=== Rows ===
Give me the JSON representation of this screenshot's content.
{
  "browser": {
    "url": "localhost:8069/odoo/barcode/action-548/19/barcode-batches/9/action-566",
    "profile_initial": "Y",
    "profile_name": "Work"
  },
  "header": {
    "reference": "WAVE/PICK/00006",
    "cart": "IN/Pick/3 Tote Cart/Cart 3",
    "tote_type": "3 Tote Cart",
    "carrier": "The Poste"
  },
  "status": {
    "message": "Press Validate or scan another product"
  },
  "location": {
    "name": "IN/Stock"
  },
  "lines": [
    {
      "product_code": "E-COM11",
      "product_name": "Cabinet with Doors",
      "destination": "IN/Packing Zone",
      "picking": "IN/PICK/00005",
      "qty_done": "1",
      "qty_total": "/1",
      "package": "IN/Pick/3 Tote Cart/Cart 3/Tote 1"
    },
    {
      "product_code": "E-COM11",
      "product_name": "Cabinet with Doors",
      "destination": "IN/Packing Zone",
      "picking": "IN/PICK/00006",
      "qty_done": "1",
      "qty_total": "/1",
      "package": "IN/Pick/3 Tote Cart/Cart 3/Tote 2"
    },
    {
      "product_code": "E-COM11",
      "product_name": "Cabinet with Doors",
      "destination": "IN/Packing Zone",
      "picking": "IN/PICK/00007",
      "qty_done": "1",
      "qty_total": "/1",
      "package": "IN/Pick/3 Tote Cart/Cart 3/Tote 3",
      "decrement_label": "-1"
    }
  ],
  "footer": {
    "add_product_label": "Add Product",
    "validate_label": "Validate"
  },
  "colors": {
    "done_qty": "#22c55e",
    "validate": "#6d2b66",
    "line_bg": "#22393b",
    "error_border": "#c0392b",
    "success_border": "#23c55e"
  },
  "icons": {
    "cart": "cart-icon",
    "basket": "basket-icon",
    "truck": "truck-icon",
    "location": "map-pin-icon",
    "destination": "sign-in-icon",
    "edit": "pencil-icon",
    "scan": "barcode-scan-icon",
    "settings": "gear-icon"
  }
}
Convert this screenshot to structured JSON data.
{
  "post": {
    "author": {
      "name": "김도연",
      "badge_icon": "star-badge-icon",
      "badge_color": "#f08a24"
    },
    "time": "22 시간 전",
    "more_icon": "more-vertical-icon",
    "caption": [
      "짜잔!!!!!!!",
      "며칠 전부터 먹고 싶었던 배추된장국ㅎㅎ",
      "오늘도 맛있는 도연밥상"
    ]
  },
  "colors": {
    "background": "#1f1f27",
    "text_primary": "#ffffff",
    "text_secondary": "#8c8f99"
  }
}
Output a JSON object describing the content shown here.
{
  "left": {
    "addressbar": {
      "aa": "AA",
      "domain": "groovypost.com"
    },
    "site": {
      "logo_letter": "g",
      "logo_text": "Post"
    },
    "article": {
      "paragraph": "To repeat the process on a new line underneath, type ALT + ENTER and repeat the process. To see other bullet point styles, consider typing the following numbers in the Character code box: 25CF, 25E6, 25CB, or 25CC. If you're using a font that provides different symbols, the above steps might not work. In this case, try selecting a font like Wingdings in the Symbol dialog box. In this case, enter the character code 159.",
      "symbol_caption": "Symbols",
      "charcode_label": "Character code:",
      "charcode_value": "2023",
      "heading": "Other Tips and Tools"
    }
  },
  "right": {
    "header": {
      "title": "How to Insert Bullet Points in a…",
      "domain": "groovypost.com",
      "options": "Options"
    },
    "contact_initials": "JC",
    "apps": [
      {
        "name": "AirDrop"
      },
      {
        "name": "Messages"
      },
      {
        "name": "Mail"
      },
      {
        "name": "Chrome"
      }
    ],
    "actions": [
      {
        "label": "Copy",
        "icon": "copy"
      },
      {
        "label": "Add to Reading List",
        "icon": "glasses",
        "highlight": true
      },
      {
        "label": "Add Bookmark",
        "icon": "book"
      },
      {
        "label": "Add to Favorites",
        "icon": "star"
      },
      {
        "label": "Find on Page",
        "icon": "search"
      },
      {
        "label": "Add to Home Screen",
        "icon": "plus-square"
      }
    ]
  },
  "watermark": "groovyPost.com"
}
===
Copy each line above where the string "screenshot" occurs.

### Task solution
Give me the JSON representation of this screenshot's content.
Convert this screenshot to structured JSON data.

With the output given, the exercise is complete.